[Stored records]
************
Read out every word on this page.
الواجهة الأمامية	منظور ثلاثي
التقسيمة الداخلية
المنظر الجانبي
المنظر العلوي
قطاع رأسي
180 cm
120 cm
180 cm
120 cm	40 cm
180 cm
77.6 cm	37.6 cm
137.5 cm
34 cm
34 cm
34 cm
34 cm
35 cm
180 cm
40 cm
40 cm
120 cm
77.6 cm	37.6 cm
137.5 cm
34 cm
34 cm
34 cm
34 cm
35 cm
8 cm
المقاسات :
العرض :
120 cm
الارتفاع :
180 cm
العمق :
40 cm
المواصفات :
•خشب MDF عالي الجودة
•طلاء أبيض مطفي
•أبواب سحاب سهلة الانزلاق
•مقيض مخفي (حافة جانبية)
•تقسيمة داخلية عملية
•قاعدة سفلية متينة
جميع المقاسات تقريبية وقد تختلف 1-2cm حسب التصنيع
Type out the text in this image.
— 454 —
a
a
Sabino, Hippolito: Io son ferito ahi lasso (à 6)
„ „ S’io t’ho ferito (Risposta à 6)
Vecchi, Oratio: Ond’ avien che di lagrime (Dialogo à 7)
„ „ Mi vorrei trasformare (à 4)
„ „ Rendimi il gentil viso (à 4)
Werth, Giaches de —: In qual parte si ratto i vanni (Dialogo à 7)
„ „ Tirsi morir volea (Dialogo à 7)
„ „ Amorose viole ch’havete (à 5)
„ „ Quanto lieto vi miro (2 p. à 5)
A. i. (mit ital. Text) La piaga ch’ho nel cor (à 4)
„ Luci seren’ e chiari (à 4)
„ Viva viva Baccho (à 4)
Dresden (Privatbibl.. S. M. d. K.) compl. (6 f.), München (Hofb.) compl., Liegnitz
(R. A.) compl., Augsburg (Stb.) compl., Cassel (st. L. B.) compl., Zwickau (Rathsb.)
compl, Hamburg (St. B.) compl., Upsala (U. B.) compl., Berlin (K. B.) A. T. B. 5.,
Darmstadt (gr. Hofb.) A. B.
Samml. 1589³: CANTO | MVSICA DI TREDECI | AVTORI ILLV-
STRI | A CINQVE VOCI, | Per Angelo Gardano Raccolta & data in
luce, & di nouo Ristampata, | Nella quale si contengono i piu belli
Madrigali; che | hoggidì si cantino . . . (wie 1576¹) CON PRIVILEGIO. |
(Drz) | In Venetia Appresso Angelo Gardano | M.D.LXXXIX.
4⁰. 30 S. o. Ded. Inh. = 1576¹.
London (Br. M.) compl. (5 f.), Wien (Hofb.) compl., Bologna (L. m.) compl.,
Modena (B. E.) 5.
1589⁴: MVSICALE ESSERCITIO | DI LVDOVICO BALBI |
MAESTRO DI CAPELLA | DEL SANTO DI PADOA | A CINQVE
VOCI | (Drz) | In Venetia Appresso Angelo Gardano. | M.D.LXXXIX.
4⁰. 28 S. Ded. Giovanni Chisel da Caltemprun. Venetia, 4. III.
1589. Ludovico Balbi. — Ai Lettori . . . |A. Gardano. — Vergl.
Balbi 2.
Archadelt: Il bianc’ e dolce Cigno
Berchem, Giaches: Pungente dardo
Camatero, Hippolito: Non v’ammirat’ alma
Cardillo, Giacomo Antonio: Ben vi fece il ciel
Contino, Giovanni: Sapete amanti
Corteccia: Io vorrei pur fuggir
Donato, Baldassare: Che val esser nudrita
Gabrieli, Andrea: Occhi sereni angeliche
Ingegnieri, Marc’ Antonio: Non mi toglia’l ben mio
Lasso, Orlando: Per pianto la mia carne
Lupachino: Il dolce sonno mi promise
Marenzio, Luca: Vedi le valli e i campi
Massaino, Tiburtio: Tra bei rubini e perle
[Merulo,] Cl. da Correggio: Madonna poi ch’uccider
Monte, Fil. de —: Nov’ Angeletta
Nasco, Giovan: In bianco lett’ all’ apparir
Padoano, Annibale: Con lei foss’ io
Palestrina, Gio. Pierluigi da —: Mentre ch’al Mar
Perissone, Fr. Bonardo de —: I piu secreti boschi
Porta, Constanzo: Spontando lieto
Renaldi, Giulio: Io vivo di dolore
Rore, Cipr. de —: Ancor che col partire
************
▶ _Required task_
Your answer should be a single number: the count of lines in the material above that contain "compl".

▶ _Answer for the task_
4